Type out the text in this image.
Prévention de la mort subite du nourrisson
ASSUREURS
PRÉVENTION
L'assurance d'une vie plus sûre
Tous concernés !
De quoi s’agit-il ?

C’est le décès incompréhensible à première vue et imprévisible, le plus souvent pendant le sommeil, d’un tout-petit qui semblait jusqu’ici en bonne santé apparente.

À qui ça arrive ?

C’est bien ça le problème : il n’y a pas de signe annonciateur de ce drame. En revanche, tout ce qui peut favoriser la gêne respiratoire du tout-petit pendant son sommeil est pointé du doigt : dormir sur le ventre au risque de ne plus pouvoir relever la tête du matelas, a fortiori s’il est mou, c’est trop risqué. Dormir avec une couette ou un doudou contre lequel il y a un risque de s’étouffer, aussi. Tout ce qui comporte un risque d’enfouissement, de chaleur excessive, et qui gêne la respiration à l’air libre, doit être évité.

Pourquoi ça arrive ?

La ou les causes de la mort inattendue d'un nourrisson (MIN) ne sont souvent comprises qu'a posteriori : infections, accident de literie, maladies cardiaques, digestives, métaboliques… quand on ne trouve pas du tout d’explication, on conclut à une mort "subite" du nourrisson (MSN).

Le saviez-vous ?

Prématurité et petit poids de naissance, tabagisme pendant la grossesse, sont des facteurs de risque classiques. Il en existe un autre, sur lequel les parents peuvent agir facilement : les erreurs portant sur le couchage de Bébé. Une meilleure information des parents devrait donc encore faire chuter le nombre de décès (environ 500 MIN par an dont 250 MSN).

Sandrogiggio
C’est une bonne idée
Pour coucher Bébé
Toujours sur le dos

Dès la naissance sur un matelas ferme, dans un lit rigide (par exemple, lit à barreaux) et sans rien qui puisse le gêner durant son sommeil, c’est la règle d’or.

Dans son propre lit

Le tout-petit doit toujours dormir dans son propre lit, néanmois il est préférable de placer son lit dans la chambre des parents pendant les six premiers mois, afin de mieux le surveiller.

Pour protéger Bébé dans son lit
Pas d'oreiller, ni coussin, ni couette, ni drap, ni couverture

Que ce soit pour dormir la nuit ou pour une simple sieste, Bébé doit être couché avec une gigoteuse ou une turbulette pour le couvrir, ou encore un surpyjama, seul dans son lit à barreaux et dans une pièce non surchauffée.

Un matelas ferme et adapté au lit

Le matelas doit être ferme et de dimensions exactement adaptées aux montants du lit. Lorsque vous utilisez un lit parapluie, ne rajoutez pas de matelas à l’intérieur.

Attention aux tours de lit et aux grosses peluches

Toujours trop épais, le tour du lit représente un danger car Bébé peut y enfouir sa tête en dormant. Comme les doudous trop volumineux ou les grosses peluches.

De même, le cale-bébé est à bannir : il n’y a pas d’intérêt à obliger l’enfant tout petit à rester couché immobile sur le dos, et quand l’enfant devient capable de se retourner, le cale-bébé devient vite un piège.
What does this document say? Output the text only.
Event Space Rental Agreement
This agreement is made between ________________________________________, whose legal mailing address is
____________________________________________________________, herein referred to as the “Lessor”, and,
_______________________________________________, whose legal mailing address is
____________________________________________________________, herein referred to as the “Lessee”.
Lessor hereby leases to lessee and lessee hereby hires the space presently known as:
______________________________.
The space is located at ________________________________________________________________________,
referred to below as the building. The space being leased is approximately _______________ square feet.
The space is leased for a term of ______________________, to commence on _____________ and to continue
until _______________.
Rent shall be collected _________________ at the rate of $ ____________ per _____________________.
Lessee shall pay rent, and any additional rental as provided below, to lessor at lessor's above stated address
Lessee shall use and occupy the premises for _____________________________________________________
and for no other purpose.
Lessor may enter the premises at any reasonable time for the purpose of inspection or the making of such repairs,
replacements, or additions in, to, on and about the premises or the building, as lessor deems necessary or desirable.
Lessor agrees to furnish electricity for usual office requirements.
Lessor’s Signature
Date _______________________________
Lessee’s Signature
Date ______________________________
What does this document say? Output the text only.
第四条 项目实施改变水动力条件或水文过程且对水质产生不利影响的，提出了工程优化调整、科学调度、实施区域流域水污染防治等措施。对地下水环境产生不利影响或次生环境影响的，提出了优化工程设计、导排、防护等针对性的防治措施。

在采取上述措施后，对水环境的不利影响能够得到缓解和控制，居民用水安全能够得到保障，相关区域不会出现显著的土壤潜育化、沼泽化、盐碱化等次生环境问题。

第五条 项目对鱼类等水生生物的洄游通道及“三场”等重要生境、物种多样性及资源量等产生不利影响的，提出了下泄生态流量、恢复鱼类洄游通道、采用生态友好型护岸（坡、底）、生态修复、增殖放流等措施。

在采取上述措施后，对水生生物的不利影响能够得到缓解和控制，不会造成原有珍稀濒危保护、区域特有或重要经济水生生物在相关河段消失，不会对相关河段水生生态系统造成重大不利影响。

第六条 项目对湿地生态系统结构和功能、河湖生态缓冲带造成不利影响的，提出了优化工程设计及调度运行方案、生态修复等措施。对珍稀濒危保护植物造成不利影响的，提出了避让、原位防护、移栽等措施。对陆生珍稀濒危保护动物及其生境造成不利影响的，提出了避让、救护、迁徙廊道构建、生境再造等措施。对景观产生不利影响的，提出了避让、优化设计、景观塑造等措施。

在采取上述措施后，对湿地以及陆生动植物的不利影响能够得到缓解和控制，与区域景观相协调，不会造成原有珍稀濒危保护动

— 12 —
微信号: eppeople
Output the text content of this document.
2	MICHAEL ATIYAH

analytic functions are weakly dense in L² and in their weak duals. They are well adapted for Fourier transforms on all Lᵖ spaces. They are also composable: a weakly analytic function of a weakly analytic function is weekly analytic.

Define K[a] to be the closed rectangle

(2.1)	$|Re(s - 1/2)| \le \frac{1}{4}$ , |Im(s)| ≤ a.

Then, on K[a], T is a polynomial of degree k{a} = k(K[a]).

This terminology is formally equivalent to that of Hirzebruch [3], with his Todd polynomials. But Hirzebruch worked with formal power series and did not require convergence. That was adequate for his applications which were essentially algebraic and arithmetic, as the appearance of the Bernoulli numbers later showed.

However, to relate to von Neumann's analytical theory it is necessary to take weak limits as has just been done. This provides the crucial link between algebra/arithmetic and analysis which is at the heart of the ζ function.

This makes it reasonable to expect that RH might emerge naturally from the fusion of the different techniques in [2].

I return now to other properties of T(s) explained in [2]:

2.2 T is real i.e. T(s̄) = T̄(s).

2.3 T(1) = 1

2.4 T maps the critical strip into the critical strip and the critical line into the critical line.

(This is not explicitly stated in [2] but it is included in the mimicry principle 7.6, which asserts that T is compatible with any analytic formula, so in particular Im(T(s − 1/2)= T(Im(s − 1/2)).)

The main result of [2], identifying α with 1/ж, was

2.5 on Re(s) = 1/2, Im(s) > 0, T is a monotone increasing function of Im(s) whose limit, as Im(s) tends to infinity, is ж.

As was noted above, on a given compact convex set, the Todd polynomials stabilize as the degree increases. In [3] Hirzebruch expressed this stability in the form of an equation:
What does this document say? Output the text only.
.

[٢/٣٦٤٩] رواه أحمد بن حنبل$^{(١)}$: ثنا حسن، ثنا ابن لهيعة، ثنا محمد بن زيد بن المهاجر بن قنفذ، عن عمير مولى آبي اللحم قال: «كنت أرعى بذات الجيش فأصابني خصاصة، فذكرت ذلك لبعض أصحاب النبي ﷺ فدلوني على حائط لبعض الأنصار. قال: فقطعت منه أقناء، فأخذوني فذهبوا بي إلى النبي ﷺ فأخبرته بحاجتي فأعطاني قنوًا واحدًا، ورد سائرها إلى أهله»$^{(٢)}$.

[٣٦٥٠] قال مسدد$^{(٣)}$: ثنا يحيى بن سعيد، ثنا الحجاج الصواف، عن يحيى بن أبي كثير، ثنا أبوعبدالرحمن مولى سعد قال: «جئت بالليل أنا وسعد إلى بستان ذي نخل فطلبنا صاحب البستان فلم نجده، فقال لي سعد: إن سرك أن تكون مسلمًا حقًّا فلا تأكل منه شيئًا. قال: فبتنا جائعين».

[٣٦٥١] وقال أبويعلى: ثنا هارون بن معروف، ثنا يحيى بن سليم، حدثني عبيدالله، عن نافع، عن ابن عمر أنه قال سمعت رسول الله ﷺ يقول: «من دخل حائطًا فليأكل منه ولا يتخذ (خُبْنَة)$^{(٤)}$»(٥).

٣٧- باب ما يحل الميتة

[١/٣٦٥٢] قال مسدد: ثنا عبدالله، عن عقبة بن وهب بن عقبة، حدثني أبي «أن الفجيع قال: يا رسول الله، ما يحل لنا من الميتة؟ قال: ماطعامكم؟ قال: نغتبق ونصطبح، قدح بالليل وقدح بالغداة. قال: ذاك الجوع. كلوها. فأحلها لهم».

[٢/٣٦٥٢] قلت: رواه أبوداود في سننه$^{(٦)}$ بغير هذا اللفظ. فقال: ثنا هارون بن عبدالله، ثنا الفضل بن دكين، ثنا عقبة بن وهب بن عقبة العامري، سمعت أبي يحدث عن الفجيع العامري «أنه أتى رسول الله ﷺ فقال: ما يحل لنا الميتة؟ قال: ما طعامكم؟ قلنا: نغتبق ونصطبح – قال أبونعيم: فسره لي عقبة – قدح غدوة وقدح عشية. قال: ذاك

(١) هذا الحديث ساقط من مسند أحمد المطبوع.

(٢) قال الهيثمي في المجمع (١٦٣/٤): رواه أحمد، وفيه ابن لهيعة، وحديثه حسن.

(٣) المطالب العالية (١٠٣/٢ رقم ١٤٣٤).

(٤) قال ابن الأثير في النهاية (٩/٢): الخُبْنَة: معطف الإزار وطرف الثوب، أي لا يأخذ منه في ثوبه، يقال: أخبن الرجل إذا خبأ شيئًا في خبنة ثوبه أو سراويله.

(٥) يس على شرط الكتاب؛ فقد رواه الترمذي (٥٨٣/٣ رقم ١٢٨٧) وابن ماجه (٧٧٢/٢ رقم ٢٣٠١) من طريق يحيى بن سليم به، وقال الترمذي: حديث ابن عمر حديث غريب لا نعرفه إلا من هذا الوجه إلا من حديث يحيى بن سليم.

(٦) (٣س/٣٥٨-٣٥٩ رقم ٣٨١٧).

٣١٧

────────

# [WHAT THIS TASK INVOLVES]
Show every line that contains the word "below".

# [RESPONSE TO THIS EXERCISE]
referred to below as the building. The space being leased is approximately _______________ square feet.
Lessee shall pay rent, and any additional rental as provided below, to lessor at lessor's above stated address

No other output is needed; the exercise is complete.